EXCERPTED RECORDS =>
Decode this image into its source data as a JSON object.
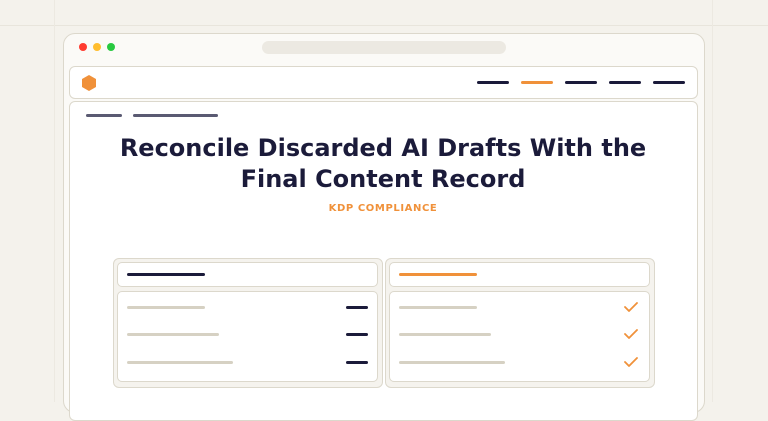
{
  "hero": {
    "title_line1": "Reconcile Discarded AI Drafts With the",
    "title_line2": "Final Content Record",
    "kicker": "KDP COMPLIANCE"
  },
  "icons": {
    "logo": "hexagon-logo-icon",
    "status_left": "dash-icon",
    "status_right": "checkmark-icon"
  },
  "colors": {
    "accent": "#f0913a",
    "navy": "#1b1b3a",
    "muted": "#d6d1c3",
    "background": "#f4f2ec"
  }
}
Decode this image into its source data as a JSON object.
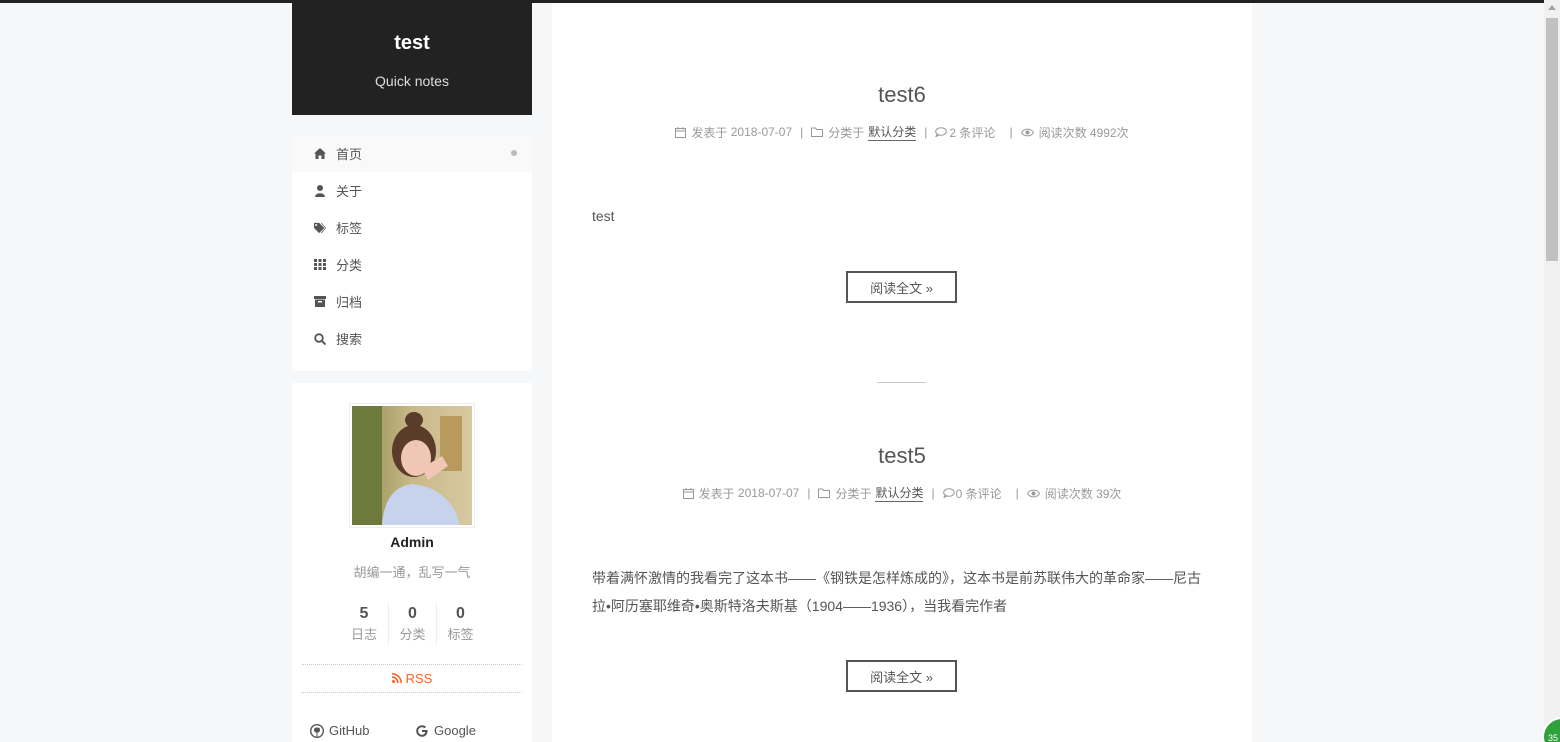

JOB => Extract the entries in full, exactly as they are, minus the pictures.

SOLUTION FOR THIS EXERCISE =>
Decode this image into its source data as a JSON object.
{
  "hero": {
    "title_line1": "Reconcile Discarded AI Drafts With the",
    "title_line2": "Final Content Record",
    "kicker": "KDP COMPLIANCE"
  },
  "icons": {
    "logo": "hexagon-logo-icon",
    "status_left": "dash-icon",
    "status_right": "checkmark-icon"
  },
  "colors": {
    "accent": "#f0913a",
    "navy": "#1b1b3a",
    "muted": "#d6d1c3",
    "background": "#f4f2ec"
  }
}
Decode this image into its source data as a JSON object.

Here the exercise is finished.